YOUR INSTRUCTIONS –
Repeat every record below exactly as it appears.

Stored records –
================================
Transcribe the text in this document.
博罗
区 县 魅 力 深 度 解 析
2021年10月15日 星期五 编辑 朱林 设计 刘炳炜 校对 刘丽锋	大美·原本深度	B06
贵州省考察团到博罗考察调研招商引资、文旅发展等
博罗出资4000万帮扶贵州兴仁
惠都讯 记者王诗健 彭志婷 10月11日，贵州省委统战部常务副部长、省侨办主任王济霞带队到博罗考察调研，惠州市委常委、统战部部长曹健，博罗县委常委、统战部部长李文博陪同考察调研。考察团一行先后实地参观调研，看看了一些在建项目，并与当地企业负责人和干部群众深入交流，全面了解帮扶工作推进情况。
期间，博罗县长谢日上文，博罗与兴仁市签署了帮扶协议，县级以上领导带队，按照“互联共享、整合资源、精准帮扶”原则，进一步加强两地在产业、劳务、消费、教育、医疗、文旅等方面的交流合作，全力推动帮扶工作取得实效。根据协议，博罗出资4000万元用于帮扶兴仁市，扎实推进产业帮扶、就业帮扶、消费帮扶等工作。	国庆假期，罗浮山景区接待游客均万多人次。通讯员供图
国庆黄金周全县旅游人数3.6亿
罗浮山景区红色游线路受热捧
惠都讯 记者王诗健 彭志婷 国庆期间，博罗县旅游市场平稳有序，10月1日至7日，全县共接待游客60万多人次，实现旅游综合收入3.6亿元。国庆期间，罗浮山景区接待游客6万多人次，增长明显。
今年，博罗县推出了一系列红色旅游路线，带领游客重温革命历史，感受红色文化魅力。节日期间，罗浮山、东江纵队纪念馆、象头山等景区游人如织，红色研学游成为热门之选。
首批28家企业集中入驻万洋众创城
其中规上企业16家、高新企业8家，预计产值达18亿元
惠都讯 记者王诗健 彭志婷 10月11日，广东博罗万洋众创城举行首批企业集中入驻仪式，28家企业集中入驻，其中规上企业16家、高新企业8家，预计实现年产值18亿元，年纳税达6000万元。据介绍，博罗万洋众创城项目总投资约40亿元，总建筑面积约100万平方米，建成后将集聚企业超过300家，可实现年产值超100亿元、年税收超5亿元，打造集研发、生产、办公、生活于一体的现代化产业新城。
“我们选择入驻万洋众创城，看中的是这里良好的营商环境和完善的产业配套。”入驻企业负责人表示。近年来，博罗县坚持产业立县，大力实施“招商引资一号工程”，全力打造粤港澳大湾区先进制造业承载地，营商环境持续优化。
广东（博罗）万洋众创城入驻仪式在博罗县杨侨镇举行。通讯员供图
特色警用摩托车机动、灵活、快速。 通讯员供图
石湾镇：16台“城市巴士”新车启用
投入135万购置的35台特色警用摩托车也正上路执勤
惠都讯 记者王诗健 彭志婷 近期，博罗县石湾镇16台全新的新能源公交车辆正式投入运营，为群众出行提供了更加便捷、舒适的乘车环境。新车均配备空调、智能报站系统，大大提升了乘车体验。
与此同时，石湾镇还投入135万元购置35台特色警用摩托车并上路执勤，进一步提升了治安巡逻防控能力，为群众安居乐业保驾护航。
================================
RESULT OF THE TASK –
Transcribe the text in this document.
博罗
区 县 魅 力 深 度 解 析
2021年10月15日 星期五 编辑 朱林 设计 刘炳炜 校对 刘丽锋	大美·原本深度	B06
贵州省考察团到博罗考察调研招商引资、文旅发展等
博罗出资4000万帮扶贵州兴仁
惠都讯 记者王诗健 彭志婷 10月11日，贵州省委统战部常务副部长、省侨办主任王济霞带队到博罗考察调研，惠州市委常委、统战部部长曹健，博罗县委常委、统战部部长李文博陪同考察调研。考察团一行先后实地参观调研，看看了一些在建项目，并与当地企业负责人和干部群众深入交流，全面了解帮扶工作推进情况。
期间，博罗县长谢日上文，博罗与兴仁市签署了帮扶协议，县级以上领导带队，按照“互联共享、整合资源、精准帮扶”原则，进一步加强两地在产业、劳务、消费、教育、医疗、文旅等方面的交流合作，全力推动帮扶工作取得实效。根据协议，博罗出资4000万元用于帮扶兴仁市，扎实推进产业帮扶、就业帮扶、消费帮扶等工作。	国庆假期，罗浮山景区接待游客均万多人次。通讯员供图
国庆黄金周全县旅游人数3.6亿
罗浮山景区红色游线路受热捧
惠都讯 记者王诗健 彭志婷 国庆期间，博罗县旅游市场平稳有序，10月1日至7日，全县共接待游客60万多人次，实现旅游综合收入3.6亿元。国庆期间，罗浮山景区接待游客6万多人次，增长明显。
今年，博罗县推出了一系列红色旅游路线，带领游客重温革命历史，感受红色文化魅力。节日期间，罗浮山、东江纵队纪念馆、象头山等景区游人如织，红色研学游成为热门之选。
首批28家企业集中入驻万洋众创城
其中规上企业16家、高新企业8家，预计产值达18亿元
惠都讯 记者王诗健 彭志婷 10月11日，广东博罗万洋众创城举行首批企业集中入驻仪式，28家企业集中入驻，其中规上企业16家、高新企业8家，预计实现年产值18亿元，年纳税达6000万元。据介绍，博罗万洋众创城项目总投资约40亿元，总建筑面积约100万平方米，建成后将集聚企业超过300家，可实现年产值超100亿元、年税收超5亿元，打造集研发、生产、办公、生活于一体的现代化产业新城。
“我们选择入驻万洋众创城，看中的是这里良好的营商环境和完善的产业配套。”入驻企业负责人表示。近年来，博罗县坚持产业立县，大力实施“招商引资一号工程”，全力打造粤港澳大湾区先进制造业承载地，营商环境持续优化。
广东（博罗）万洋众创城入驻仪式在博罗县杨侨镇举行。通讯员供图
特色警用摩托车机动、灵活、快速。 通讯员供图
石湾镇：16台“城市巴士”新车启用
投入135万购置的35台特色警用摩托车也正上路执勤
惠都讯 记者王诗健 彭志婷 近期，博罗县石湾镇16台全新的新能源公交车辆正式投入运营，为群众出行提供了更加便捷、舒适的乘车环境。新车均配备空调、智能报站系统，大大提升了乘车体验。
与此同时，石湾镇还投入135万元购置35台特色警用摩托车并上路执勤，进一步提升了治安巡逻防控能力，为群众安居乐业保驾护航。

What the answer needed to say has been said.